**Exercise requirements**
Take the listing and print it in full, exactly as given.

───── Dataset content ─────

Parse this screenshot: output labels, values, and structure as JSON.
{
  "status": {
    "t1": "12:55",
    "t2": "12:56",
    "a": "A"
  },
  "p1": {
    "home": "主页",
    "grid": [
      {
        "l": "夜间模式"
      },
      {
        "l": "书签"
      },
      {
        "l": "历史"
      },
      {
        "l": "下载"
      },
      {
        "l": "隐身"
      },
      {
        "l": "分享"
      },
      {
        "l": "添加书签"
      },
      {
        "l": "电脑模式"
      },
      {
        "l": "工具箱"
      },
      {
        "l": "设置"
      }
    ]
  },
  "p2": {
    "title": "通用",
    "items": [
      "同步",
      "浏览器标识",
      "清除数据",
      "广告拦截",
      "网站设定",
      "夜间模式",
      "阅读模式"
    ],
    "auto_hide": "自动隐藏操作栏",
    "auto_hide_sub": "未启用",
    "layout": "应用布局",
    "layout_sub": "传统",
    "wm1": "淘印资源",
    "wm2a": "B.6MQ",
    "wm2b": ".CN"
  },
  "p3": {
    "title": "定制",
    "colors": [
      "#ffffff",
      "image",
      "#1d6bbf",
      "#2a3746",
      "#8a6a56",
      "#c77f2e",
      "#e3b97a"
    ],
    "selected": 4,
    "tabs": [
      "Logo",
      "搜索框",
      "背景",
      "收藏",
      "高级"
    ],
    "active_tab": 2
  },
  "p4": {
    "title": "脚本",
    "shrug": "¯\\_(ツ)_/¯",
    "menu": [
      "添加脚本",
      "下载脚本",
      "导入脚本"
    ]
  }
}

─────

**Task response**
Parse this screenshot: output labels, values, and structure as JSON.
{
  "status": {
    "t1": "12:55",
    "t2": "12:56",
    "a": "A"
  },
  "p1": {
    "home": "主页",
    "grid": [
      {
        "l": "夜间模式"
      },
      {
        "l": "书签"
      },
      {
        "l": "历史"
      },
      {
        "l": "下载"
      },
      {
        "l": "隐身"
      },
      {
        "l": "分享"
      },
      {
        "l": "添加书签"
      },
      {
        "l": "电脑模式"
      },
      {
        "l": "工具箱"
      },
      {
        "l": "设置"
      }
    ]
  },
  "p2": {
    "title": "通用",
    "items": [
      "同步",
      "浏览器标识",
      "清除数据",
      "广告拦截",
      "网站设定",
      "夜间模式",
      "阅读模式"
    ],
    "auto_hide": "自动隐藏操作栏",
    "auto_hide_sub": "未启用",
    "layout": "应用布局",
    "layout_sub": "传统",
    "wm1": "淘印资源",
    "wm2a": "B.6MQ",
    "wm2b": ".CN"
  },
  "p3": {
    "title": "定制",
    "colors": [
      "#ffffff",
      "image",
      "#1d6bbf",
      "#2a3746",
      "#8a6a56",
      "#c77f2e",
      "#e3b97a"
    ],
    "selected": 4,
    "tabs": [
      "Logo",
      "搜索框",
      "背景",
      "收藏",
      "高级"
    ],
    "active_tab": 2
  },
  "p4": {
    "title": "脚本",
    "shrug": "¯\\_(ツ)_/¯",
    "menu": [
      "添加脚本",
      "下载脚本",
      "导入脚本"
    ]
  }
}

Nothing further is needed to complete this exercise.